* _Texto da página_:
——————————

Passar em concurso público e virar servidor vai ficar mais difícil
Ser aprovado em concurso público e seguir carreira faz parte do sonho de muita gente. Só que com a reforma administrativa será mais difícil conseguir vaga no funcionalismo.
Os impactos dessa nova reforma nos concursos foram detalhados pelo secretário de Gestão e Desempenho de Pessoal do Ministério da Economia, Wagner Lenhart. O vínculo de experiência, como pontuou, é uma das principais mudanças. Só os que tiverem as melhores avaliações poderão ingressar no serviço público.
Hoje, a Constituição prevê que o concursado seja empossado após sua aprovação e deve cumprir três anos de estágio probatório. Porém, a reforma cria uma etapa entre as provas do concurso e o ingresso nos cargos: o vínculo de experiência.
Nas carreiras típicas de Estado, a exemplo dos diplomatas e auditores fiscais, esse período será de dois anos. Para os demais cargos, o vínculo será de um ano, pelo menos.
Passada essa etapa, apenas os profissionais que conseguirem os melhores desempenhos serão empossados na função.
Lenhart reforçou que a ideia não é que todos sejam aprovados, mas que haja um sistema competitivo.
De acordo com ele, o edital do concurso trará o quantitativo de aprovados que cumprirá o vínculo de experiência e aqueles que serão admitidos no serviço público.
Para o advogado Raphael Câmara, especialista em Direito Público, esse rigor é muito positivo. “Ser aprovado em concurso público é só o primeiro passo de acesso ao cargo, devendo o servidor demonstrar excelência ao longo da carreira”.

——————————

* _O que se pede_:
1 – Segundo o texto sobre a reforma administrativa nos concursos, quanto tempo durará o vínculo de experiência nas carreiras típicas de Estado?
2 – Por favor, dê continuidade ao texto sobre a reforma administrativa nos concursos, começando logo após a última frase.

* _Bloco de dados_:

——————————

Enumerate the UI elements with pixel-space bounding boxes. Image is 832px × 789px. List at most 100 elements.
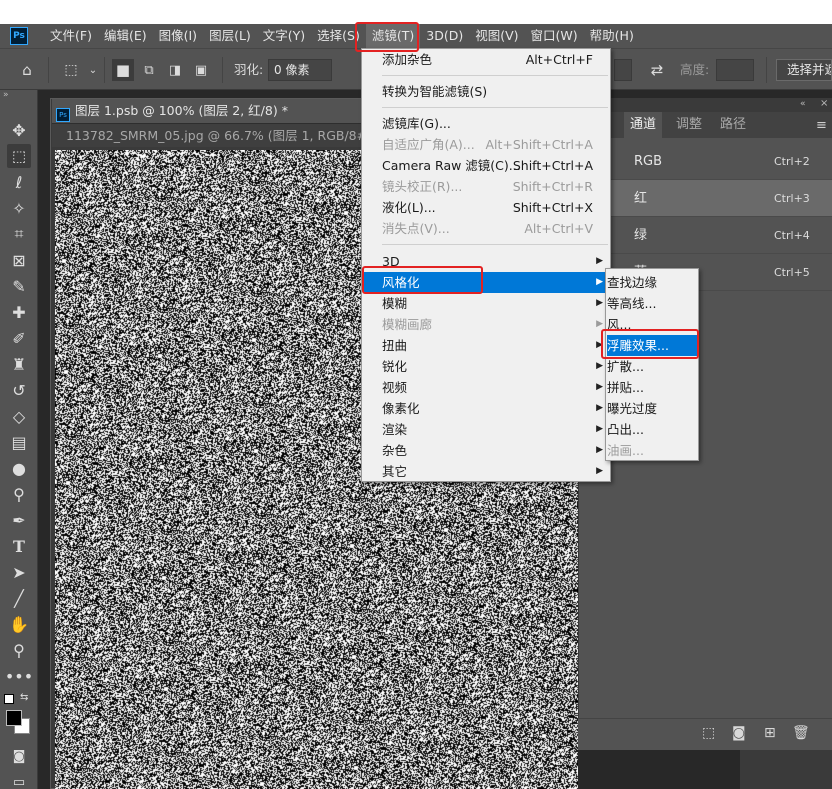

——————————

* _Resultados das tarefas_:
1 – Dois anos.

2 –
O professor de Direito Administrativo Anderson Pedra ressaltou que ainda há dúvidas sobre como será essa situação do vínculo de experiência na prática.
“É interessante e uma boa saída na teoria, mas não é a salvação. Como colocar 50 pessoas para trabalhar, pagar 50 remunerações durante dois anos, para ficar com 20, por exemplo? Além do custo, tem a questão do volume de serviço.”
Ele salientou que o que ficará mais difícil é o vínculo com a administração pública. “Para o candidato preparado, o grau de dificuldade é o mesmo.”
“Rigor vai permitir que melhores entrem”
Dos pontos da reforma administrativa, ela entende que a questão da estabilidade é o que deve impactar, embora isso não a faça desistir.
Sobre o processo ser mais rigoroso devido às avaliações de desempenho para se efetivar na vaga, ela é favorável. “Em alguns casos, após o período probatório, vem o conformismo. Por isso, acho que ter rigor maior vai permitir que os melhores sejam selecionados para o serviço público.”
O QUE MUDA PARA OS NOVOS SERVIDORES
Reforma administrativa
- Tramita no Congresso Nacional uma proposta de reforma apresentada pelo governo federal no início do mês.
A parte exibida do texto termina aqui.